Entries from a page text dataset

- - - - - - -

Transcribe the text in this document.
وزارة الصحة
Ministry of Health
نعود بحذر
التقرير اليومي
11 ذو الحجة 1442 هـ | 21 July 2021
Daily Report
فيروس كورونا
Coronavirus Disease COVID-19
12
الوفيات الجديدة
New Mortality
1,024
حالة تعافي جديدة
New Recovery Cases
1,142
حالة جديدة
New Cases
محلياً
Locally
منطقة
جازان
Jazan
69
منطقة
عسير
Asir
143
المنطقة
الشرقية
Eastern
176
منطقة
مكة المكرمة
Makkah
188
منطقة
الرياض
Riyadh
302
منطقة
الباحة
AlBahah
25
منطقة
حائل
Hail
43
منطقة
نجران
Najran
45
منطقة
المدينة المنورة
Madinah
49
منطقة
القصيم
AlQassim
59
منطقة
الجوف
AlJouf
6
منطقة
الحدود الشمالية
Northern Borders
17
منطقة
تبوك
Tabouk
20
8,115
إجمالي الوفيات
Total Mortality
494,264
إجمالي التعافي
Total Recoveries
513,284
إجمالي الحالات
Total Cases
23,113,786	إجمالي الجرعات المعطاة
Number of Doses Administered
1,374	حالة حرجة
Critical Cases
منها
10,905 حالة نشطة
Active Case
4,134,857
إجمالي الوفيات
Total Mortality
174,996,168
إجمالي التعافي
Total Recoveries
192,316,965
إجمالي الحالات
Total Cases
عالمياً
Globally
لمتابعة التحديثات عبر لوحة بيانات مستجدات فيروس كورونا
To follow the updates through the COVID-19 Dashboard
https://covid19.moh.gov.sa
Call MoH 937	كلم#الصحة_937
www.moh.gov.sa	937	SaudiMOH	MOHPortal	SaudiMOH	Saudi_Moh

- - - - - - -

ASSIGNMENT — Write out an exact copy of every record shown above.

SOLUTION —
Transcribe the text in this document.
وزارة الصحة
Ministry of Health
نعود بحذر
التقرير اليومي
11 ذو الحجة 1442 هـ | 21 July 2021
Daily Report
فيروس كورونا
Coronavirus Disease COVID-19
12
الوفيات الجديدة
New Mortality
1,024
حالة تعافي جديدة
New Recovery Cases
1,142
حالة جديدة
New Cases
محلياً
Locally
منطقة
جازان
Jazan
69
منطقة
عسير
Asir
143
المنطقة
الشرقية
Eastern
176
منطقة
مكة المكرمة
Makkah
188
منطقة
الرياض
Riyadh
302
منطقة
الباحة
AlBahah
25
منطقة
حائل
Hail
43
منطقة
نجران
Najran
45
منطقة
المدينة المنورة
Madinah
49
منطقة
القصيم
AlQassim
59
منطقة
الجوف
AlJouf
6
منطقة
الحدود الشمالية
Northern Borders
17
منطقة
تبوك
Tabouk
20
8,115
إجمالي الوفيات
Total Mortality
494,264
إجمالي التعافي
Total Recoveries
513,284
إجمالي الحالات
Total Cases
23,113,786	إجمالي الجرعات المعطاة
Number of Doses Administered
1,374	حالة حرجة
Critical Cases
منها
10,905 حالة نشطة
Active Case
4,134,857
إجمالي الوفيات
Total Mortality
174,996,168
إجمالي التعافي
Total Recoveries
192,316,965
إجمالي الحالات
Total Cases
عالمياً
Globally
لمتابعة التحديثات عبر لوحة بيانات مستجدات فيروس كورونا
To follow the updates through the COVID-19 Dashboard
https://covid19.moh.gov.sa
Call MoH 937	كلم#الصحة_937
www.moh.gov.sa	937	SaudiMOH	MOHPortal	SaudiMOH	Saudi_Moh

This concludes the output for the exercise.